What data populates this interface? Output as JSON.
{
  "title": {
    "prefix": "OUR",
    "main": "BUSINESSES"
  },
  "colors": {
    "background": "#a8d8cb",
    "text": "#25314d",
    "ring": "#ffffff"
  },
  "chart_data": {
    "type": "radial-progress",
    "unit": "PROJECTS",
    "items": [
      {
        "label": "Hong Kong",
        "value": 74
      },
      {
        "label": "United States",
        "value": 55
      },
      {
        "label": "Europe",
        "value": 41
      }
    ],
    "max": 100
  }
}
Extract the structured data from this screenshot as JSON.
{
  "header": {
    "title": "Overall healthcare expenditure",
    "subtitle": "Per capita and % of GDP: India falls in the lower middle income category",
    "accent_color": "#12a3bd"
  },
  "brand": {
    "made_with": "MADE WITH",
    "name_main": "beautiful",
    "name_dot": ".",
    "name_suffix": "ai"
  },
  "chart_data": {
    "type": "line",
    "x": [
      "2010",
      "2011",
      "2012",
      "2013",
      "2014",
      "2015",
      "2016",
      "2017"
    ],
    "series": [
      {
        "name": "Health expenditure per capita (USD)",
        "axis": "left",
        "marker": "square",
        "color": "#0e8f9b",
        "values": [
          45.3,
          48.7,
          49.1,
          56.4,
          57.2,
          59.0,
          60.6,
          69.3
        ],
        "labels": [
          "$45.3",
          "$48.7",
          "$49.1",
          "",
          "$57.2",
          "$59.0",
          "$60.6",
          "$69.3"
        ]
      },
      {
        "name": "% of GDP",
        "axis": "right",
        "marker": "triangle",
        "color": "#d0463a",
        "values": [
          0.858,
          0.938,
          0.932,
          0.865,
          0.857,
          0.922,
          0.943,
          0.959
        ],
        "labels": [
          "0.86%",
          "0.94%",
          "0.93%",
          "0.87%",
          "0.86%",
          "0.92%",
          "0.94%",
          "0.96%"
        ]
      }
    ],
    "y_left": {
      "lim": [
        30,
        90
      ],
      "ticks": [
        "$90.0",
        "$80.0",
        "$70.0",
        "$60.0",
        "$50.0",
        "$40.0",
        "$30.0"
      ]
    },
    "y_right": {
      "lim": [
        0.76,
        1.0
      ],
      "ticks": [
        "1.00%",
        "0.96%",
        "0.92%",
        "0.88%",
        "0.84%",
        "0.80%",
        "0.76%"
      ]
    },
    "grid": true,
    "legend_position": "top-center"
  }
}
------------------------------------------------
DIRECTIONS FOR THIS TASK:
Quote every line from the line containing "Extract the structured" through the closing line of the listing, including both.

ANSWER:
Extract the structured data from this screenshot as JSON.
{
  "header": {
    "title": "Overall healthcare expenditure",
    "subtitle": "Per capita and % of GDP: India falls in the lower middle income category",
    "accent_color": "#12a3bd"
  },
  "brand": {
    "made_with": "MADE WITH",
    "name_main": "beautiful",
    "name_dot": ".",
    "name_suffix": "ai"
  },
  "chart_data": {
    "type": "line",
    "x": [
      "2010",
      "2011",
      "2012",
      "2013",
      "2014",
      "2015",
      "2016",
      "2017"
    ],
    "series": [
      {
        "name": "Health expenditure per capita (USD)",
        "axis": "left",
        "marker": "square",
        "color": "#0e8f9b",
        "values": [
          45.3,
          48.7,
          49.1,
          56.4,
          57.2,
          59.0,
          60.6,
          69.3
        ],
        "labels": [
          "$45.3",
          "$48.7",
          "$49.1",
          "",
          "$57.2",
          "$59.0",
          "$60.6",
          "$69.3"
        ]
      },
      {
        "name": "% of GDP",
        "axis": "right",
        "marker": "triangle",
        "color": "#d0463a",
        "values": [
          0.858,
          0.938,
          0.932,
          0.865,
          0.857,
          0.922,
          0.943,
          0.959
        ],
        "labels": [
          "0.86%",
          "0.94%",
          "0.93%",
          "0.87%",
          "0.86%",
          "0.92%",
          "0.94%",
          "0.96%"
        ]
      }
    ],
    "y_left": {
      "lim": [
        30,
        90
      ],
      "ticks": [
        "$90.0",
        "$80.0",
        "$70.0",
        "$60.0",
        "$50.0",
        "$40.0",
        "$30.0"
      ]
    },
    "y_right": {
      "lim": [
        0.76,
        1.0
      ],
      "ticks": [
        "1.00%",
        "0.96%",
        "0.92%",
        "0.88%",
        "0.84%",
        "0.80%",
        "0.76%"
      ]
    },
    "grid": true,
    "legend_position": "top-center"
  }
}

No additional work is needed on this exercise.